■ **Your instructions**:
Count every line that has the word "similitud" in it; give no more than the number.

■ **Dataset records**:
☆ ☆ ☆ ☆ ☆

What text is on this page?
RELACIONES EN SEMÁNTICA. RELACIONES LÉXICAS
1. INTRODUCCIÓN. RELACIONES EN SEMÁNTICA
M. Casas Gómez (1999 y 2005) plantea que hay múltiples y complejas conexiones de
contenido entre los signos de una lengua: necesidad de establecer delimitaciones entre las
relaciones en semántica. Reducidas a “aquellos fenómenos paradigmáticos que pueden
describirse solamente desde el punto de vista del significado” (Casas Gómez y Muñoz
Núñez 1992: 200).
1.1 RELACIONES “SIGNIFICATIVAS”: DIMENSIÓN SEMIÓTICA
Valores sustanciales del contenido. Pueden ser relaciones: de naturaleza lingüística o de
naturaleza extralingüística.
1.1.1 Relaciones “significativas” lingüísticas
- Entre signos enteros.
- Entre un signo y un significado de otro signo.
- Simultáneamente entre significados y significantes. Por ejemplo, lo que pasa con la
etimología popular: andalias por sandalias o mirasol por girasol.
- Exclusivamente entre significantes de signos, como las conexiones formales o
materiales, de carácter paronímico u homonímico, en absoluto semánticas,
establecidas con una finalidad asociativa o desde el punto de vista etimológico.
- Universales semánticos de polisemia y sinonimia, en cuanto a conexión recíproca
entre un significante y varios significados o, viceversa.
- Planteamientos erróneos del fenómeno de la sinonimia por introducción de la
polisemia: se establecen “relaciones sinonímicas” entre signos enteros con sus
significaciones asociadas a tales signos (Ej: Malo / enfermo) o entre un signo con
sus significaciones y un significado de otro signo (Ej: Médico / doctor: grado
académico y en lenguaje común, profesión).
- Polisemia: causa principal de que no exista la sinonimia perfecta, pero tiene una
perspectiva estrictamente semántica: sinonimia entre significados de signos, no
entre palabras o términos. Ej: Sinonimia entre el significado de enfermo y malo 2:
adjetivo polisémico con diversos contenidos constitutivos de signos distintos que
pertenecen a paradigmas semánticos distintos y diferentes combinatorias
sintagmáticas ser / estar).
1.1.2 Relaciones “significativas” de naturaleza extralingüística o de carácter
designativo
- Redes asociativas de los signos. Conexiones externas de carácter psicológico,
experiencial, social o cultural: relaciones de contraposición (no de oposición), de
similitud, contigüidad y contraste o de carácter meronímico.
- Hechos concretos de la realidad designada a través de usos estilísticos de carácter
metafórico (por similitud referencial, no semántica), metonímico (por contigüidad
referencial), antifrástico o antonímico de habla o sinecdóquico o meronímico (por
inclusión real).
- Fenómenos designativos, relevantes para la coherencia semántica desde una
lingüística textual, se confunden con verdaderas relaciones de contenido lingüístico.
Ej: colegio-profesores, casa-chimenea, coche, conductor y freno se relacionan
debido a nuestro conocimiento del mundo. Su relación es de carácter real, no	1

☆ ☆ ☆ ☆ ☆

■ **Expected answer**:
2